RECORDS FOR THIS EXERCISE:
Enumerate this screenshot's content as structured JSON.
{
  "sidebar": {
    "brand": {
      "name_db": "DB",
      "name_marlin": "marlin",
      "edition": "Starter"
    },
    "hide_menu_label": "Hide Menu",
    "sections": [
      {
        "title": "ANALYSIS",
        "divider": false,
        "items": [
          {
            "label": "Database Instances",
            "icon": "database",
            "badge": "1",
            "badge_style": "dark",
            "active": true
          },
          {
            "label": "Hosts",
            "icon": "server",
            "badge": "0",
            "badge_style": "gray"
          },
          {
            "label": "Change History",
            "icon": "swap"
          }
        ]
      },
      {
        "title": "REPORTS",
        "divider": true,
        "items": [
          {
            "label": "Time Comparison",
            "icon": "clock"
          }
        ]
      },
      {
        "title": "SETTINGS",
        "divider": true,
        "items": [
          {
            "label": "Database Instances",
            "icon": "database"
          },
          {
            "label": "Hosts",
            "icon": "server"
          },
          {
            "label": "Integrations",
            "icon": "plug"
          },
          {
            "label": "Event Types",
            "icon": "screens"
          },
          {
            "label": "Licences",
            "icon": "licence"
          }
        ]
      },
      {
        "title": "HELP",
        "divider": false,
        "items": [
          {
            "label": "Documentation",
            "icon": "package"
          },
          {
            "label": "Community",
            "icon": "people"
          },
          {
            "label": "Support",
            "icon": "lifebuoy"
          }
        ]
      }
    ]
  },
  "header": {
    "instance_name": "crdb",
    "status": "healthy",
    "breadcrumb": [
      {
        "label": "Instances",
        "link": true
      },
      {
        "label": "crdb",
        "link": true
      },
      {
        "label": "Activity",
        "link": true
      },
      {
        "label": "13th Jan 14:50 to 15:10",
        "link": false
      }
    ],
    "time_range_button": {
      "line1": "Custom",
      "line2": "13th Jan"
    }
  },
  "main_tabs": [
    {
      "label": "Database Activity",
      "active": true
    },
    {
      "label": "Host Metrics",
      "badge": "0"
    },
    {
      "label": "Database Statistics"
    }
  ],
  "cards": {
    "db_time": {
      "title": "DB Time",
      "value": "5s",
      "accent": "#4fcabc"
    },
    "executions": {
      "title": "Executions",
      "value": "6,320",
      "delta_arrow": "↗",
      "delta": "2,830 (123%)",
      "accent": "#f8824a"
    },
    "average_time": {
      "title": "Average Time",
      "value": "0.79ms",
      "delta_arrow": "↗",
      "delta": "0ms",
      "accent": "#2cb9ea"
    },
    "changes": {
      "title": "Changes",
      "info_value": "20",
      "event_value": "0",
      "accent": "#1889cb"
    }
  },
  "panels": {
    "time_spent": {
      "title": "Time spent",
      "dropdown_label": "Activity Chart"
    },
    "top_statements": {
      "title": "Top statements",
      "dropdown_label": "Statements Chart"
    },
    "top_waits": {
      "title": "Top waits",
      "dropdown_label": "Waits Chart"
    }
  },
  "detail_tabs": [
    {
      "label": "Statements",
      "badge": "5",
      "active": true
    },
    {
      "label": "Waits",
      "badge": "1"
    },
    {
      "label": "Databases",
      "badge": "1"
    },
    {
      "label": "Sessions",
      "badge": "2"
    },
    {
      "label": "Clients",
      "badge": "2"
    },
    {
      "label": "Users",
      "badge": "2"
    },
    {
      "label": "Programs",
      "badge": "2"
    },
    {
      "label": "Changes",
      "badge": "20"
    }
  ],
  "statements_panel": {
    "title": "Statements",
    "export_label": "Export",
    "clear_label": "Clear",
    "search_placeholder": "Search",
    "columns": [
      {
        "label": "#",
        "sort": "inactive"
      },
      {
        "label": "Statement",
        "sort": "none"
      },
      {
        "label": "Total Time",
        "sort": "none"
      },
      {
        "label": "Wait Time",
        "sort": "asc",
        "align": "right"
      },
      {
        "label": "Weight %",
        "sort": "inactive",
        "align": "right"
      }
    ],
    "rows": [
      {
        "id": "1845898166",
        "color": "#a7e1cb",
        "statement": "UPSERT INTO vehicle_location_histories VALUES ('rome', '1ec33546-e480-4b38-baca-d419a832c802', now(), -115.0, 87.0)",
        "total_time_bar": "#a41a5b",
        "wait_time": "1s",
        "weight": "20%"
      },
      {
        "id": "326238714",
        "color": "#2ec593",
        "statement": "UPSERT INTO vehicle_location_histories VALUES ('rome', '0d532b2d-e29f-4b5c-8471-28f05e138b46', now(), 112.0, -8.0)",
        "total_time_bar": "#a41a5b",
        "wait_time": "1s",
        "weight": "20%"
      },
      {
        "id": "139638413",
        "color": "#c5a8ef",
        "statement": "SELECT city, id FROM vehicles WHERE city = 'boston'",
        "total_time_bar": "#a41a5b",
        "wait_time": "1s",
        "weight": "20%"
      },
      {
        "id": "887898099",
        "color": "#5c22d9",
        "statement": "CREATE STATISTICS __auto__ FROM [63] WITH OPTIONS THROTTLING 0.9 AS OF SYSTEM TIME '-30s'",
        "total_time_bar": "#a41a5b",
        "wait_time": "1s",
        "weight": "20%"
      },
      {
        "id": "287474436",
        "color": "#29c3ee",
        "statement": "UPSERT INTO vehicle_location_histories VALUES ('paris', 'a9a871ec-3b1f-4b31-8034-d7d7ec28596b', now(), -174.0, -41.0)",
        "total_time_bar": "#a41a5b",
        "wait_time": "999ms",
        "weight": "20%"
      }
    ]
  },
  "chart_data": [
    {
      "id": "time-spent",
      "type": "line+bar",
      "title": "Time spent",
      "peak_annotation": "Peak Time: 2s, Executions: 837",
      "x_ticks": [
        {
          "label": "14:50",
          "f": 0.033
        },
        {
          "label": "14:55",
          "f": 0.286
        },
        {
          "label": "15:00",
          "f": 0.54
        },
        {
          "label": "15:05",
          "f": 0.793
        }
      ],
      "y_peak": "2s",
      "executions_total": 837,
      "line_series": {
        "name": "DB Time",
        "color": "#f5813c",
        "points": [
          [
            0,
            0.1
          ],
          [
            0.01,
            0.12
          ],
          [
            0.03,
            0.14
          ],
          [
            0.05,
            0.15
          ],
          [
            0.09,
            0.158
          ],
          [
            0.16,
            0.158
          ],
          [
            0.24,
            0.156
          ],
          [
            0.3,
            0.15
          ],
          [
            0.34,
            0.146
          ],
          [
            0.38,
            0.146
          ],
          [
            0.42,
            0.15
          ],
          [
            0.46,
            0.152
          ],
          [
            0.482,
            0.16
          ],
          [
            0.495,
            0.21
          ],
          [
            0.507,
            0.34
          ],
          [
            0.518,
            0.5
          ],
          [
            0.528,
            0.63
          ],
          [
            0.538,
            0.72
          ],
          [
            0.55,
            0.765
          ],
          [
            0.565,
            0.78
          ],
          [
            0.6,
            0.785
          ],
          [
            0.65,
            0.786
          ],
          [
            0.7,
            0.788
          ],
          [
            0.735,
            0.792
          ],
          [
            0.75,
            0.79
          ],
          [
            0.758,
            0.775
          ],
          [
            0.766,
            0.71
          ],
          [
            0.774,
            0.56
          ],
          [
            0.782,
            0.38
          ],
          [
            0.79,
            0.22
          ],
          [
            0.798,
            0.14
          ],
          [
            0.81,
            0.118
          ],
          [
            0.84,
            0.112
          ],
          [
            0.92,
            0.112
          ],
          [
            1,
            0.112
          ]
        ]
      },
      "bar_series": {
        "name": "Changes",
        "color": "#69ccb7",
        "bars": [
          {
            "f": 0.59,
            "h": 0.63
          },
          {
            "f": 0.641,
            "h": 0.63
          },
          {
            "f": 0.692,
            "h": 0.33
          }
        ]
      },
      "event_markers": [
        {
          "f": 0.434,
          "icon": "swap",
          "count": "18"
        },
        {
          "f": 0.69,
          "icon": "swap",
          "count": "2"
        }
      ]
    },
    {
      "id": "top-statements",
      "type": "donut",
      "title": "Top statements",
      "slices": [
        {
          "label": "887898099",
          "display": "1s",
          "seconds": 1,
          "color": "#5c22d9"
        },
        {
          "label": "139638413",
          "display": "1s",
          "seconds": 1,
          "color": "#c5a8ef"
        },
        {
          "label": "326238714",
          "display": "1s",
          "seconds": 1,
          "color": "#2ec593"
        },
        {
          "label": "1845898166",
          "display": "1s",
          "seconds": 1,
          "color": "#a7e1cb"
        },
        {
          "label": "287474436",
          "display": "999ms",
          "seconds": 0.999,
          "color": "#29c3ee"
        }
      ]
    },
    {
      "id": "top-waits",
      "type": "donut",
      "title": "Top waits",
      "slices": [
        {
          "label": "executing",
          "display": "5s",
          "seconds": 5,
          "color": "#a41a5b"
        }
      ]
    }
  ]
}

TASK DETAILS: Copy all lines from the material that hold "rome".

WRITTEN RESPONSE:
        "statement": "UPSERT INTO vehicle_location_histories VALUES ('rome', '1ec33546-e480-4b38-baca-d419a832c802', now(), -115.0, 87.0)",
        "statement": "UPSERT INTO vehicle_location_histories VALUES ('rome', '0d532b2d-e29f-4b5c-8471-28f05e138b46', now(), 112.0, -8.0)",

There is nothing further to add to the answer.